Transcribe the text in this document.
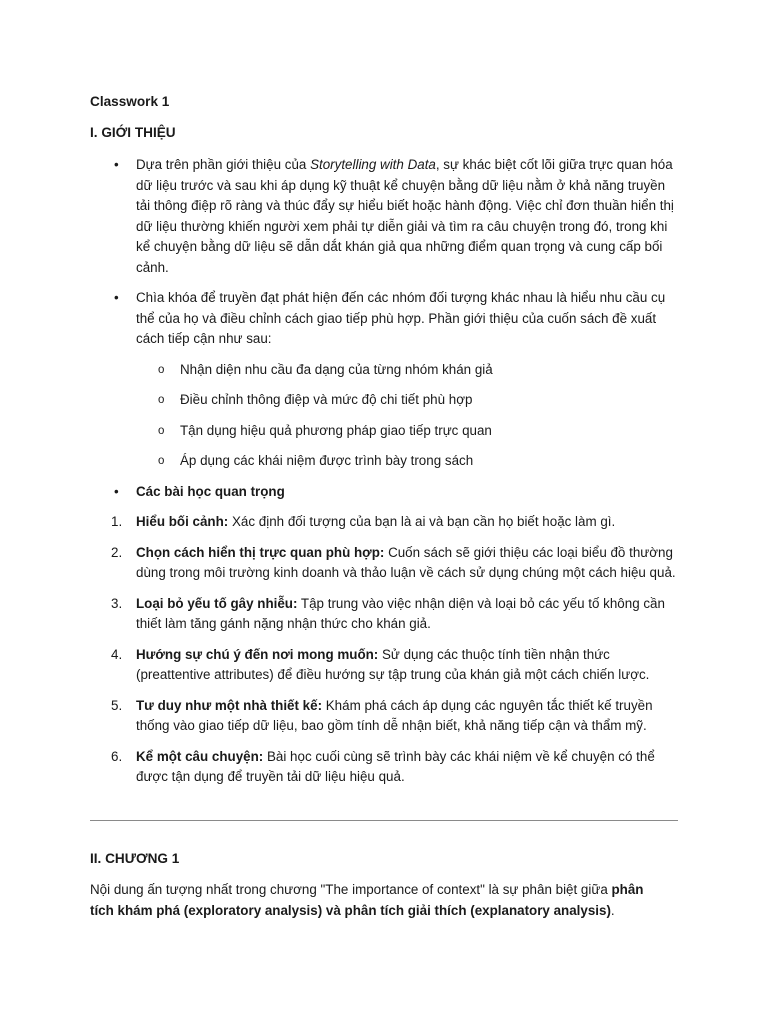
Classwork 1

I. GIỚI THIỆU

• Dựa trên phần giới thiệu của Storytelling with Data, sự khác biệt cốt lõi giữa trực quan hóa dữ liệu trước và sau khi áp dụng kỹ thuật kể chuyện bằng dữ liệu nằm ở khả năng truyền tải thông điệp rõ ràng và thúc đẩy sự hiểu biết hoặc hành động. Việc chỉ đơn thuần hiển thị dữ liệu thường khiến người xem phải tự diễn giải và tìm ra câu chuyện trong đó, trong khi kể chuyện bằng dữ liệu sẽ dẫn dắt khán giả qua những điểm quan trọng và cung cấp bối cảnh.
• Chìa khóa để truyền đạt phát hiện đến các nhóm đối tượng khác nhau là hiểu nhu cầu cụ thể của họ và điều chỉnh cách giao tiếp phù hợp. Phần giới thiệu của cuốn sách đề xuất cách tiếp cận như sau:
o Nhận diện nhu cầu đa dạng của từng nhóm khán giả
o Điều chỉnh thông điệp và mức độ chi tiết phù hợp
o Tận dụng hiệu quả phương pháp giao tiếp trực quan
o Áp dụng các khái niệm được trình bày trong sách
• Các bài học quan trọng
1. Hiểu bối cảnh: Xác định đối tượng của bạn là ai và bạn cần họ biết hoặc làm gì.
2. Chọn cách hiển thị trực quan phù hợp: Cuốn sách sẽ giới thiệu các loại biểu đồ thường dùng trong môi trường kinh doanh và thảo luận về cách sử dụng chúng một cách hiệu quả.
3. Loại bỏ yếu tố gây nhiễu: Tập trung vào việc nhận diện và loại bỏ các yếu tố không cần thiết làm tăng gánh nặng nhận thức cho khán giả.
4. Hướng sự chú ý đến nơi mong muốn: Sử dụng các thuộc tính tiền nhận thức (preattentive attributes) để điều hướng sự tập trung của khán giả một cách chiến lược.
5. Tư duy như một nhà thiết kế: Khám phá cách áp dụng các nguyên tắc thiết kế truyền thống vào giao tiếp dữ liệu, bao gồm tính dễ nhận biết, khả năng tiếp cận và thẩm mỹ.
6. Kể một câu chuyện: Bài học cuối cùng sẽ trình bày các khái niệm về kể chuyện có thể được tận dụng để truyền tải dữ liệu hiệu quả.

II. CHƯƠNG 1

Nội dung ấn tượng nhất trong chương "The importance of context" là sự phân biệt giữa phân tích khám phá (exploratory analysis) và phân tích giải thích (explanatory analysis).
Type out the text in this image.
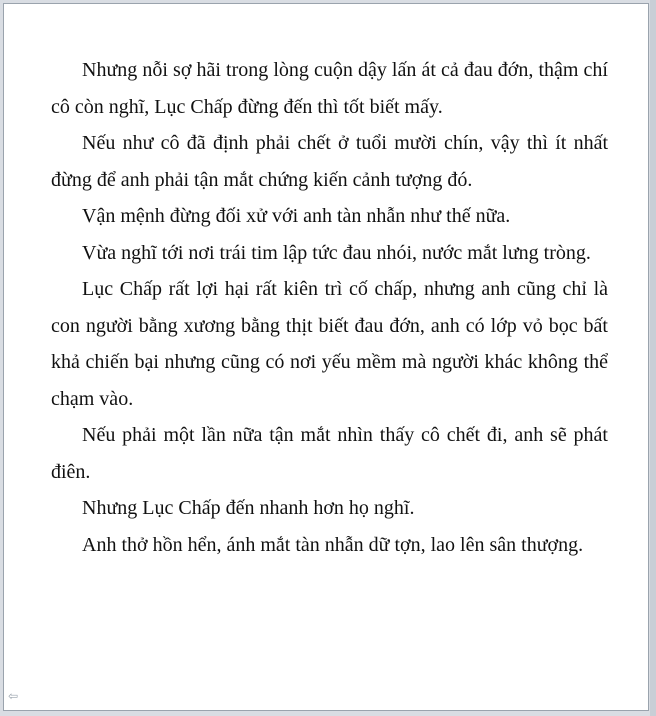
Nhưng nỗi sợ hãi trong lòng cuộn dậy lấn át cả đau đớn, thậm chí cô còn nghĩ, Lục Chấp đừng đến thì tốt biết mấy.

Nếu như cô đã định phải chết ở tuổi mười chín, vậy thì ít nhất đừng để anh phải tận mắt chứng kiến cảnh tượng đó.

Vận mệnh đừng đối xử với anh tàn nhẫn như thế nữa.

Vừa nghĩ tới nơi trái tim lập tức đau nhói, nước mắt lưng tròng.

Lục Chấp rất lợi hại rất kiên trì cố chấp, nhưng anh cũng chỉ là con người bằng xương bằng thịt biết đau đớn, anh có lớp vỏ bọc bất khả chiến bại nhưng cũng có nơi yếu mềm mà người khác không thể chạm vào.

Nếu phải một lần nữa tận mắt nhìn thấy cô chết đi, anh sẽ phát điên.

Nhưng Lục Chấp đến nhanh hơn họ nghĩ.

Anh thở hồn hển, ánh mắt tàn nhẫn dữ tợn, lao lên sân thượng.

⇦
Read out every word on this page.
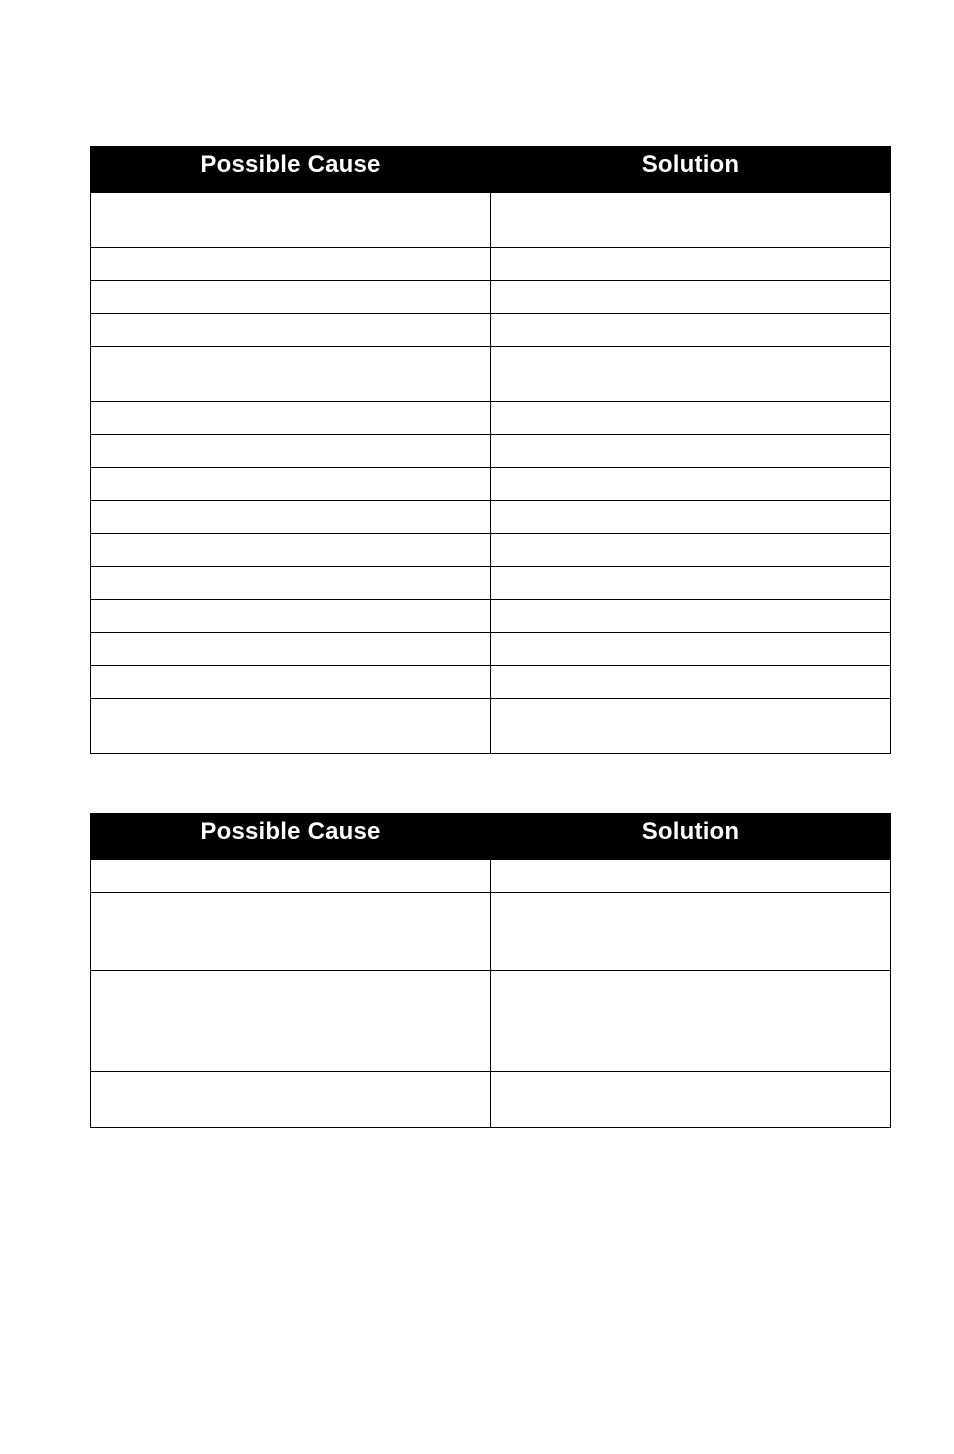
Possible Cause	Solution

Possible Cause	Solution
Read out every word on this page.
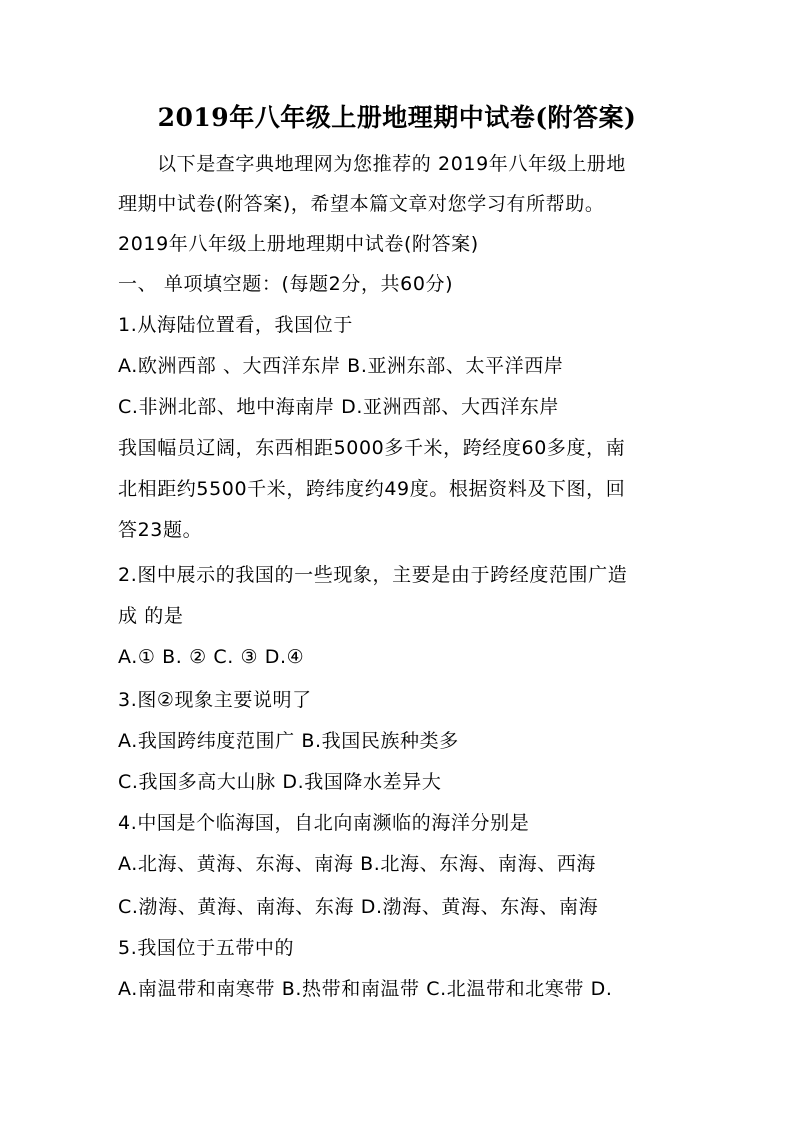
2019年八年级上册地理期中试卷(附答案)
以下是查字典地理网为您推荐的 2019年八年级上册地
理期中试卷(附答案)，希望本篇文章对您学习有所帮助。
2019年八年级上册地理期中试卷(附答案)
一、 单项填空题：(每题2分，共60分)
1.从海陆位置看，我国位于
A.欧洲西部 、大西洋东岸 B.亚洲东部、太平洋西岸
C.非洲北部、地中海南岸 D.亚洲西部、大西洋东岸
我国幅员辽阔，东西相距5000多千米，跨经度60多度，南
北相距约5500千米，跨纬度约49度。根据资料及下图，回
答23题。
2.图中展示的我国的一些现象，主要是由于跨经度范围广造
成 的是
A.① B. ② C. ③ D.④
3.图②现象主要说明了
A.我国跨纬度范围广 B.我国民族种类多
C.我国多高大山脉 D.我国降水差异大
4.中国是个临海国，自北向南濒临的海洋分别是
A.北海、黄海、东海、南海 B.北海、东海、南海、西海
C.渤海、黄海、南海、东海 D.渤海、黄海、东海、南海
5.我国位于五带中的
A.南温带和南寒带 B.热带和南温带 C.北温带和北寒带 D.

Exercise objective - Above are records with pictures; repeat the records exactly and leave the pictures out.

Full solution -
Transcribe the text in this document.
Classwork 1

I. GIỚI THIỆU

• Dựa trên phần giới thiệu của Storytelling with Data, sự khác biệt cốt lõi giữa trực quan hóa dữ liệu trước và sau khi áp dụng kỹ thuật kể chuyện bằng dữ liệu nằm ở khả năng truyền tải thông điệp rõ ràng và thúc đẩy sự hiểu biết hoặc hành động. Việc chỉ đơn thuần hiển thị dữ liệu thường khiến người xem phải tự diễn giải và tìm ra câu chuyện trong đó, trong khi kể chuyện bằng dữ liệu sẽ dẫn dắt khán giả qua những điểm quan trọng và cung cấp bối cảnh.
• Chìa khóa để truyền đạt phát hiện đến các nhóm đối tượng khác nhau là hiểu nhu cầu cụ thể của họ và điều chỉnh cách giao tiếp phù hợp. Phần giới thiệu của cuốn sách đề xuất cách tiếp cận như sau:
o Nhận diện nhu cầu đa dạng của từng nhóm khán giả
o Điều chỉnh thông điệp và mức độ chi tiết phù hợp
o Tận dụng hiệu quả phương pháp giao tiếp trực quan
o Áp dụng các khái niệm được trình bày trong sách
• Các bài học quan trọng
1. Hiểu bối cảnh: Xác định đối tượng của bạn là ai và bạn cần họ biết hoặc làm gì.
2. Chọn cách hiển thị trực quan phù hợp: Cuốn sách sẽ giới thiệu các loại biểu đồ thường dùng trong môi trường kinh doanh và thảo luận về cách sử dụng chúng một cách hiệu quả.
3. Loại bỏ yếu tố gây nhiễu: Tập trung vào việc nhận diện và loại bỏ các yếu tố không cần thiết làm tăng gánh nặng nhận thức cho khán giả.
4. Hướng sự chú ý đến nơi mong muốn: Sử dụng các thuộc tính tiền nhận thức (preattentive attributes) để điều hướng sự tập trung của khán giả một cách chiến lược.
5. Tư duy như một nhà thiết kế: Khám phá cách áp dụng các nguyên tắc thiết kế truyền thống vào giao tiếp dữ liệu, bao gồm tính dễ nhận biết, khả năng tiếp cận và thẩm mỹ.
6. Kể một câu chuyện: Bài học cuối cùng sẽ trình bày các khái niệm về kể chuyện có thể được tận dụng để truyền tải dữ liệu hiệu quả.

II. CHƯƠNG 1

Nội dung ấn tượng nhất trong chương "The importance of context" là sự phân biệt giữa phân tích khám phá (exploratory analysis) và phân tích giải thích (explanatory analysis).
Type out the text in this image.
Nhưng nỗi sợ hãi trong lòng cuộn dậy lấn át cả đau đớn, thậm chí cô còn nghĩ, Lục Chấp đừng đến thì tốt biết mấy.

Nếu như cô đã định phải chết ở tuổi mười chín, vậy thì ít nhất đừng để anh phải tận mắt chứng kiến cảnh tượng đó.

Vận mệnh đừng đối xử với anh tàn nhẫn như thế nữa.

Vừa nghĩ tới nơi trái tim lập tức đau nhói, nước mắt lưng tròng.

Lục Chấp rất lợi hại rất kiên trì cố chấp, nhưng anh cũng chỉ là con người bằng xương bằng thịt biết đau đớn, anh có lớp vỏ bọc bất khả chiến bại nhưng cũng có nơi yếu mềm mà người khác không thể chạm vào.

Nếu phải một lần nữa tận mắt nhìn thấy cô chết đi, anh sẽ phát điên.

Nhưng Lục Chấp đến nhanh hơn họ nghĩ.

Anh thở hồn hển, ánh mắt tàn nhẫn dữ tợn, lao lên sân thượng.

⇦
Read out every word on this page.
Possible Cause	Solution

Possible Cause	Solution
Read out every word on this page.
2019年八年级上册地理期中试卷(附答案)
以下是查字典地理网为您推荐的 2019年八年级上册地
理期中试卷(附答案)，希望本篇文章对您学习有所帮助。
2019年八年级上册地理期中试卷(附答案)
一、 单项填空题：(每题2分，共60分)
1.从海陆位置看，我国位于
A.欧洲西部 、大西洋东岸 B.亚洲东部、太平洋西岸
C.非洲北部、地中海南岸 D.亚洲西部、大西洋东岸
我国幅员辽阔，东西相距5000多千米，跨经度60多度，南
北相距约5500千米，跨纬度约49度。根据资料及下图，回
答23题。
2.图中展示的我国的一些现象，主要是由于跨经度范围广造
成 的是
A.① B. ② C. ③ D.④
3.图②现象主要说明了
A.我国跨纬度范围广 B.我国民族种类多
C.我国多高大山脉 D.我国降水差异大
4.中国是个临海国，自北向南濒临的海洋分别是
A.北海、黄海、东海、南海 B.北海、东海、南海、西海
C.渤海、黄海、南海、东海 D.渤海、黄海、东海、南海
5.我国位于五带中的
A.南温带和南寒带 B.热带和南温带 C.北温带和北寒带 D.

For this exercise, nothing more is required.